### What to do
Print the listing as it stands, omitting all images.

═══ Record set

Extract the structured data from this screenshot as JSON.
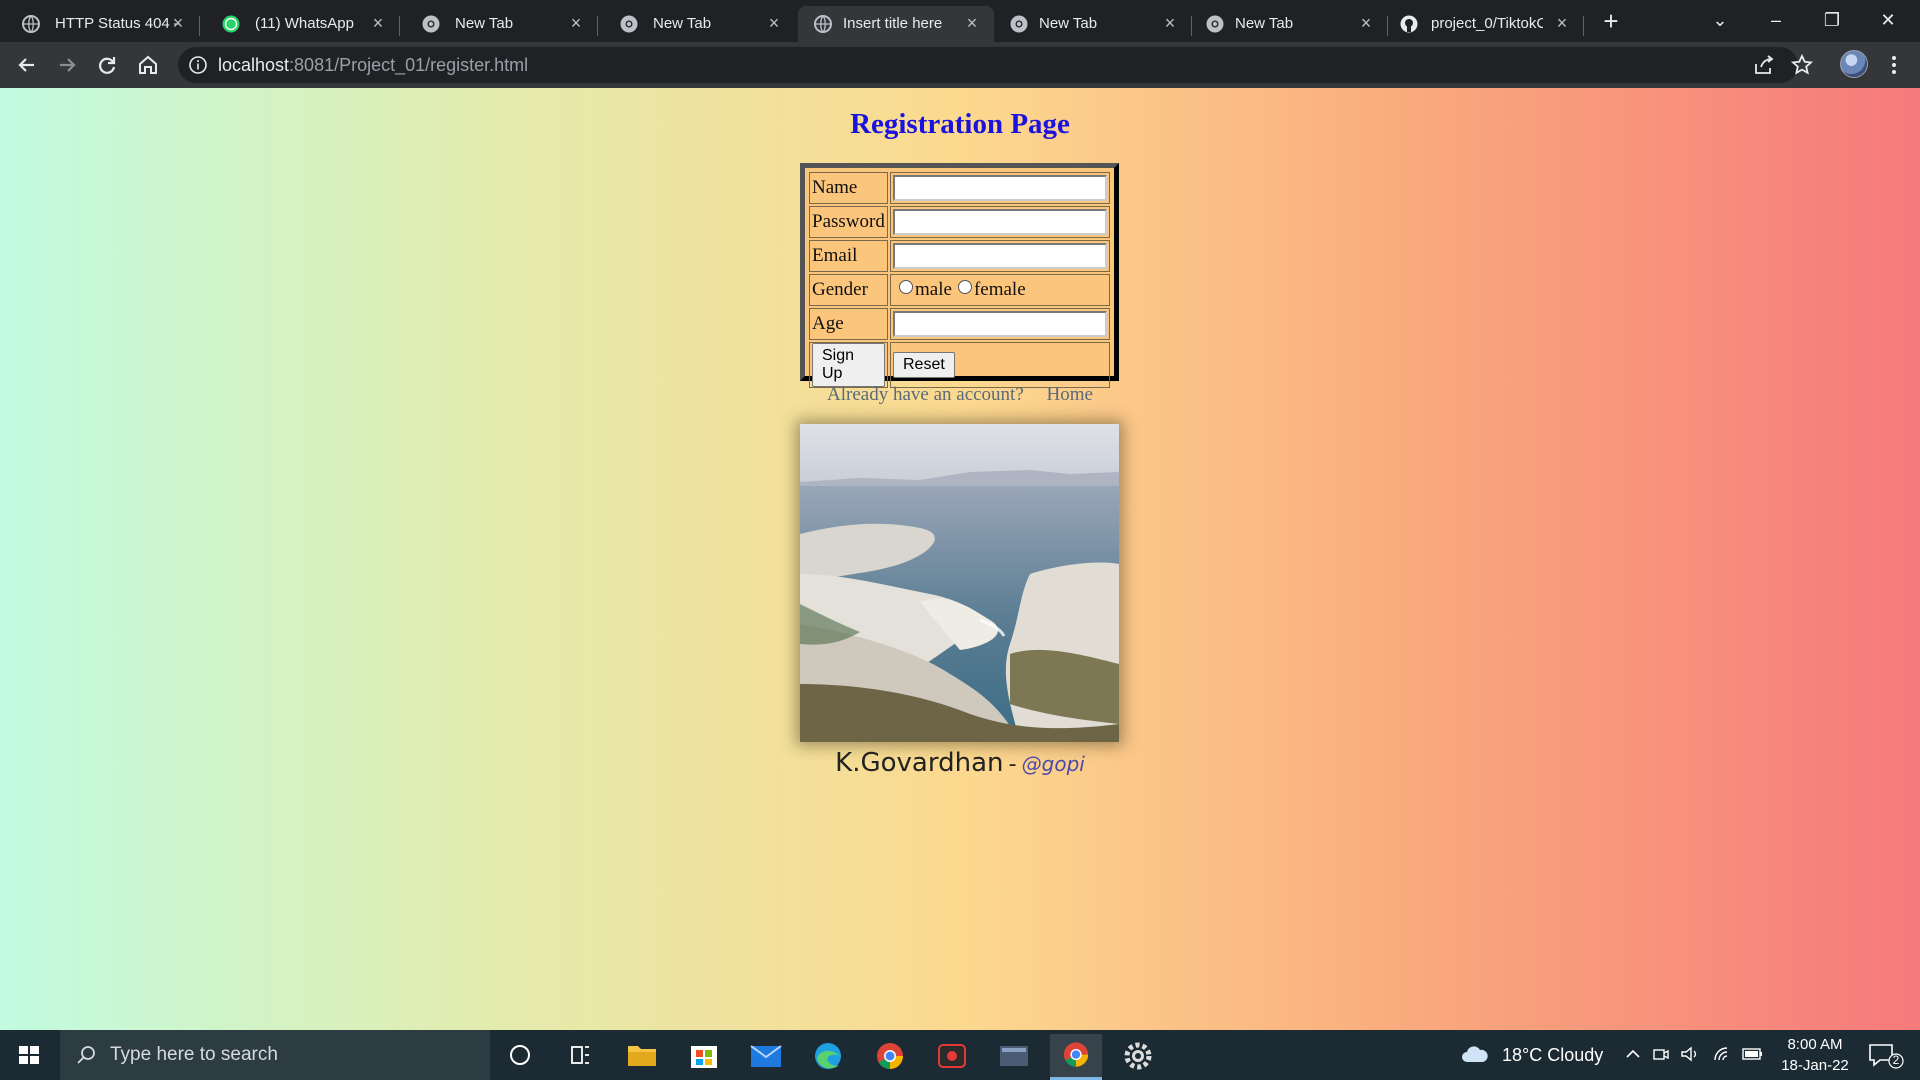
{
  "browser": {
    "tabs": [
      {
        "title": "HTTP Status 404 –",
        "active": false
      },
      {
        "title": "(11) WhatsApp",
        "active": false
      },
      {
        "title": "New Tab",
        "active": false
      },
      {
        "title": "New Tab",
        "active": false
      },
      {
        "title": "Insert title here",
        "active": true
      },
      {
        "title": "New Tab",
        "active": false
      },
      {
        "title": "New Tab",
        "active": false
      },
      {
        "title": "project_0/TiktokC",
        "active": false
      }
    ],
    "url_host": "localhost",
    "url_rest": ":8081/Project_01/register.html"
  },
  "page": {
    "title": "Registration Page",
    "form": {
      "name_label": "Name",
      "password_label": "Password",
      "email_label": "Email",
      "gender_label": "Gender",
      "gender_male": "male",
      "gender_female": "female",
      "age_label": "Age",
      "signup_label": "Sign Up",
      "reset_label": "Reset"
    },
    "link_login": "Already have an account?",
    "link_home": "Home",
    "credit_name": "K.Govardhan",
    "credit_dash": "-",
    "credit_handle": "@gopi"
  },
  "taskbar": {
    "search_placeholder": "Type here to search",
    "weather": "18°C  Cloudy",
    "time": "8:00 AM",
    "date": "18-Jan-22",
    "notification_count": "2"
  }
}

══════

### The completed task
Extract the structured data from this screenshot as JSON.
{
  "browser": {
    "tabs": [
      {
        "title": "HTTP Status 404 –",
        "active": false
      },
      {
        "title": "(11) WhatsApp",
        "active": false
      },
      {
        "title": "New Tab",
        "active": false
      },
      {
        "title": "New Tab",
        "active": false
      },
      {
        "title": "Insert title here",
        "active": true
      },
      {
        "title": "New Tab",
        "active": false
      },
      {
        "title": "New Tab",
        "active": false
      },
      {
        "title": "project_0/TiktokC",
        "active": false
      }
    ],
    "url_host": "localhost",
    "url_rest": ":8081/Project_01/register.html"
  },
  "page": {
    "title": "Registration Page",
    "form": {
      "name_label": "Name",
      "password_label": "Password",
      "email_label": "Email",
      "gender_label": "Gender",
      "gender_male": "male",
      "gender_female": "female",
      "age_label": "Age",
      "signup_label": "Sign Up",
      "reset_label": "Reset"
    },
    "link_login": "Already have an account?",
    "link_home": "Home",
    "credit_name": "K.Govardhan",
    "credit_dash": "-",
    "credit_handle": "@gopi"
  },
  "taskbar": {
    "search_placeholder": "Type here to search",
    "weather": "18°C  Cloudy",
    "time": "8:00 AM",
    "date": "18-Jan-22",
    "notification_count": "2"
  }
}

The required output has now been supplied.